LISTED ENTRIES —
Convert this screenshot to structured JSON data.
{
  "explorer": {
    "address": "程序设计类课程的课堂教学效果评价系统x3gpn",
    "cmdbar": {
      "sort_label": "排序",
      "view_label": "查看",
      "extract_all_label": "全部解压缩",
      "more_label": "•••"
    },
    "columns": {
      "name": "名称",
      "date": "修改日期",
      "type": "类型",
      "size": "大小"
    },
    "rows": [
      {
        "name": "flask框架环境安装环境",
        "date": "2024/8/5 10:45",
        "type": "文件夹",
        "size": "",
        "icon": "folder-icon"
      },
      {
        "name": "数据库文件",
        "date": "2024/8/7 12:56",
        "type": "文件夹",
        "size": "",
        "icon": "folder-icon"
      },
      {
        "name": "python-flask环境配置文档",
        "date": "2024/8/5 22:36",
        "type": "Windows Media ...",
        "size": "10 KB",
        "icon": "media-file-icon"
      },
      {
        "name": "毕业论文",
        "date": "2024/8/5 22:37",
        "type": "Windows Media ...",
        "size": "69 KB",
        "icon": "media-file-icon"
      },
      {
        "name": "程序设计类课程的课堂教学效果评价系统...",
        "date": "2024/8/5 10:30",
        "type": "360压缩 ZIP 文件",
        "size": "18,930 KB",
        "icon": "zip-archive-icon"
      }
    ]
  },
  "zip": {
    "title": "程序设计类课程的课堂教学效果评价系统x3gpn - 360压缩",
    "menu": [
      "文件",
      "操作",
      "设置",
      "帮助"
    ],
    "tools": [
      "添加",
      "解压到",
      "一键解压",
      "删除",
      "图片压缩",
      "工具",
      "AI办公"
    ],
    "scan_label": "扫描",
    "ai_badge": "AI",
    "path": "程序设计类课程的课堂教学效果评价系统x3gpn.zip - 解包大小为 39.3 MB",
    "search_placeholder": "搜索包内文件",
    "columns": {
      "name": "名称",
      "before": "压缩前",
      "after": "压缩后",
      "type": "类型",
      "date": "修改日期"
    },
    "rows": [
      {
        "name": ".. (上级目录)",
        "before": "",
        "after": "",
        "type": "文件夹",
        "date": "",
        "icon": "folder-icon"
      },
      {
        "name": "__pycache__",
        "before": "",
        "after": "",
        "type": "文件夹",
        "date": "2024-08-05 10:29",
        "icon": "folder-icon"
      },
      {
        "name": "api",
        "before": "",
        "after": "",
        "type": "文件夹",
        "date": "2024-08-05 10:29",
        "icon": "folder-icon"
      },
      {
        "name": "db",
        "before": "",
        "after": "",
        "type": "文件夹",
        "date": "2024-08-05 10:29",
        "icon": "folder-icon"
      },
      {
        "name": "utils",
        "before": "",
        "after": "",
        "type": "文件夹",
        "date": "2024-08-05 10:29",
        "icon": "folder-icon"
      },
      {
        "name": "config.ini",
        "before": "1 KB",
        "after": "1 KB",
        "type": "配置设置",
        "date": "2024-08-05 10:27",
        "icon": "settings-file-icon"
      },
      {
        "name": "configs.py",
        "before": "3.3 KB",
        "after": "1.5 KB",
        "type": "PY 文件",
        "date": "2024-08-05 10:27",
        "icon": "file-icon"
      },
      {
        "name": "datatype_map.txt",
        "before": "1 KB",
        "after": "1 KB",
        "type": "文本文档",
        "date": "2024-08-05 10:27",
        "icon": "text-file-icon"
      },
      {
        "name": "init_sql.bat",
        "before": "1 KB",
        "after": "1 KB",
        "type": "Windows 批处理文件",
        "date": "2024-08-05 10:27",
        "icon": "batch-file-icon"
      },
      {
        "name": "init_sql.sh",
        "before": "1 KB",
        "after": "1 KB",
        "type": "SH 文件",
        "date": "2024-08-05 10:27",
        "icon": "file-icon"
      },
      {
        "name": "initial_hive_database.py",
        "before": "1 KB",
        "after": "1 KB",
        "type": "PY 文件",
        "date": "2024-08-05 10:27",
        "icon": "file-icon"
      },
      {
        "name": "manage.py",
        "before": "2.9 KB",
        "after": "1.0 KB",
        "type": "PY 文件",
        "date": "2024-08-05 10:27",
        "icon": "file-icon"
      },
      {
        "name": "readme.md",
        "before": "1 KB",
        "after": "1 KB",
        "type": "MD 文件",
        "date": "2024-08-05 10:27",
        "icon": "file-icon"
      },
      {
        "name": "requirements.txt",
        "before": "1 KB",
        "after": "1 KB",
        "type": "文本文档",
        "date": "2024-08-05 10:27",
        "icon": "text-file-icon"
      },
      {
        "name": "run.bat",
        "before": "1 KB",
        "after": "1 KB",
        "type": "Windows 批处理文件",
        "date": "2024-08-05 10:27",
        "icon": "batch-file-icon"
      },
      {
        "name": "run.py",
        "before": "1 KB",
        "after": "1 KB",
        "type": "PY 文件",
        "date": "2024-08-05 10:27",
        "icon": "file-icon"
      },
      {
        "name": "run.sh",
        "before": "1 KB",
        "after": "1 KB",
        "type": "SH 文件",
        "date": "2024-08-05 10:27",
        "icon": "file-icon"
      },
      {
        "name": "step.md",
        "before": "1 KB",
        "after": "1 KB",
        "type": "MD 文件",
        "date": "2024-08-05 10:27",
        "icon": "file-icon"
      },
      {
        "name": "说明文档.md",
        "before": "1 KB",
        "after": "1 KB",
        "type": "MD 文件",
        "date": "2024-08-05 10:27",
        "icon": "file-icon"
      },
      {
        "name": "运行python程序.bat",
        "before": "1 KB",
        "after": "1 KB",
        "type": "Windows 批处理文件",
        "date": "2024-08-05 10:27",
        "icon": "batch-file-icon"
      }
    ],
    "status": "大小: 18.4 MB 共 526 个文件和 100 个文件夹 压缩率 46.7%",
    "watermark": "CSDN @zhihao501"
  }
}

WHAT YOU HAVE TO DO — Look through the data above. Each line containing the word "size" needs to be copied.

EXPECTED ANSWER —
      "size": "大小"
        "size": "",
        "size": "",
        "size": "10 KB",
        "size": "69 KB",
        "size": "18,930 KB",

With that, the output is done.